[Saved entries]
○ ○ ○ ○

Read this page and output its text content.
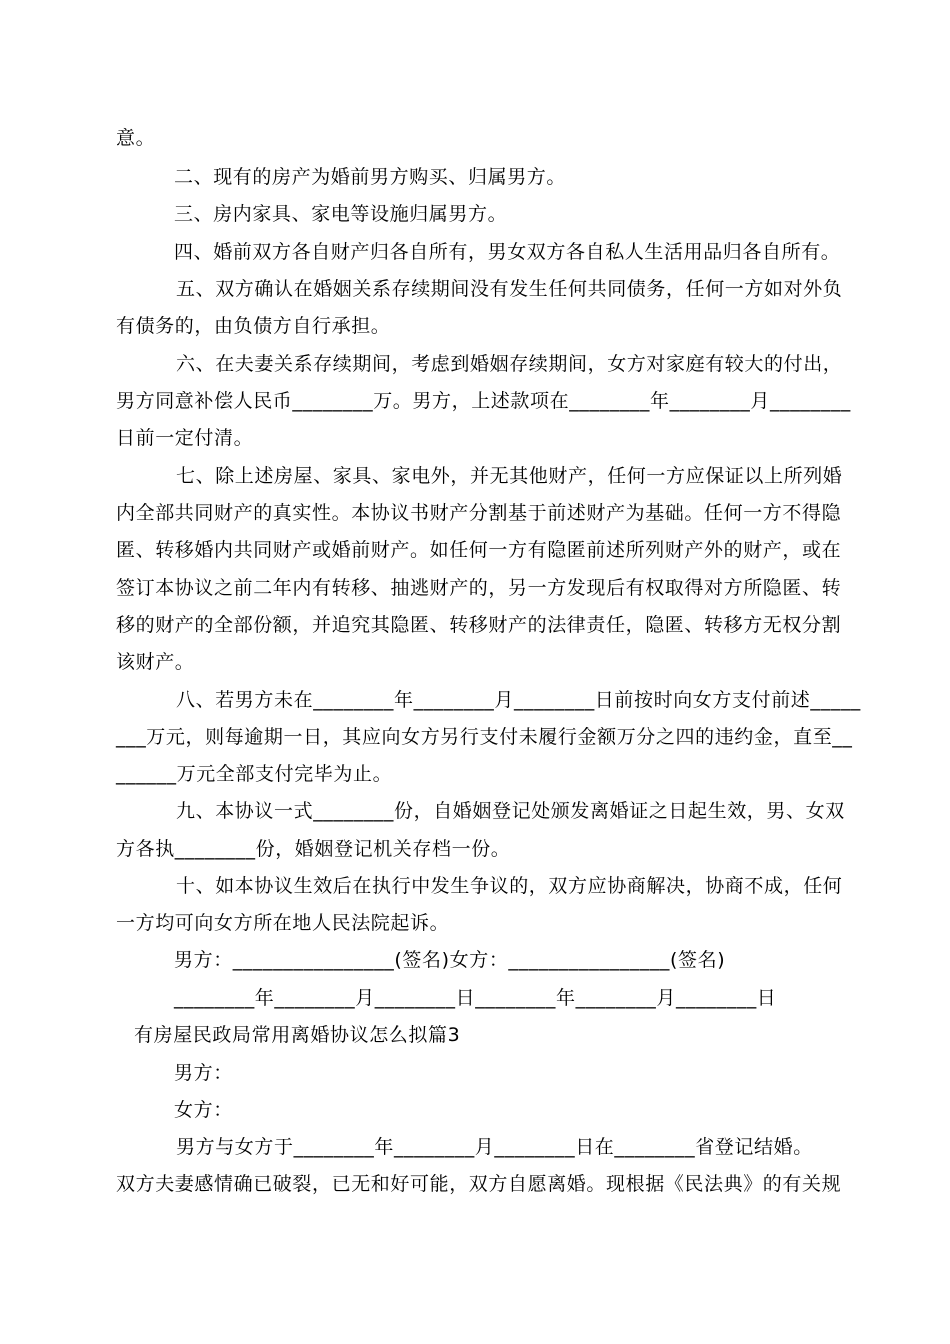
意。
二、现有的房产为婚前男方购买、归属男方。
三、房内家具、家电等设施归属男方。
四、婚前双方各自财产归各自所有，男女双方各自私人生活用品归各自所有。
五、双方确认在婚姻关系存续期间没有发生任何共同债务，任何一方如对外负
有债务的，由负债方自行承担。
六、在夫妻关系存续期间，考虑到婚姻存续期间，女方对家庭有较大的付出，
男方同意补偿人民币________万。男方，上述款项在________年________月________
日前一定付清。
七、除上述房屋、家具、家电外，并无其他财产，任何一方应保证以上所列婚
内全部共同财产的真实性。本协议书财产分割基于前述财产为基础。任何一方不得隐
匿、转移婚内共同财产或婚前财产。如任何一方有隐匿前述所列财产外的财产，或在
签订本协议之前二年内有转移、抽逃财产的，另一方发现后有权取得对方所隐匿、转
移的财产的全部份额，并追究其隐匿、转移财产的法律责任，隐匿、转移方无权分割
该财产。
八、若男方未在________年________月________日前按时向女方支付前述_____
___万元，则每逾期一日，其应向女方另行支付未履行金额万分之四的违约金，直至__
______万元全部支付完毕为止。
九、本协议一式________份，自婚姻登记处颁发离婚证之日起生效，男、女双
方各执________份，婚姻登记机关存档一份。
十、如本协议生效后在执行中发生争议的，双方应协商解决，协商不成，任何
一方均可向女方所在地人民法院起诉。
男方：________________(签名)女方：________________(签名)
________年________月________日________年________月________日
有房屋民政局常用离婚协议怎么拟篇3
男方：
女方：
男方与女方于________年________月________日在________省登记结婚。
双方夫妻感情确已破裂，已无和好可能，双方自愿离婚。现根据《民法典》的有关规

○ ○ ○ ○

JOB:
The entries above should be reproduced exactly, without their pictures.

RESULT OF THIS TASK:
Read this page and output its text content.
意。
二、现有的房产为婚前男方购买、归属男方。
三、房内家具、家电等设施归属男方。
四、婚前双方各自财产归各自所有，男女双方各自私人生活用品归各自所有。
五、双方确认在婚姻关系存续期间没有发生任何共同债务，任何一方如对外负
有债务的，由负债方自行承担。
六、在夫妻关系存续期间，考虑到婚姻存续期间，女方对家庭有较大的付出，
男方同意补偿人民币________万。男方，上述款项在________年________月________
日前一定付清。
七、除上述房屋、家具、家电外，并无其他财产，任何一方应保证以上所列婚
内全部共同财产的真实性。本协议书财产分割基于前述财产为基础。任何一方不得隐
匿、转移婚内共同财产或婚前财产。如任何一方有隐匿前述所列财产外的财产，或在
签订本协议之前二年内有转移、抽逃财产的，另一方发现后有权取得对方所隐匿、转
移的财产的全部份额，并追究其隐匿、转移财产的法律责任，隐匿、转移方无权分割
该财产。
八、若男方未在________年________月________日前按时向女方支付前述_____
___万元，则每逾期一日，其应向女方另行支付未履行金额万分之四的违约金，直至__
______万元全部支付完毕为止。
九、本协议一式________份，自婚姻登记处颁发离婚证之日起生效，男、女双
方各执________份，婚姻登记机关存档一份。
十、如本协议生效后在执行中发生争议的，双方应协商解决，协商不成，任何
一方均可向女方所在地人民法院起诉。
男方：________________(签名)女方：________________(签名)
________年________月________日________年________月________日
有房屋民政局常用离婚协议怎么拟篇3
男方：
女方：
男方与女方于________年________月________日在________省登记结婚。
双方夫妻感情确已破裂，已无和好可能，双方自愿离婚。现根据《民法典》的有关规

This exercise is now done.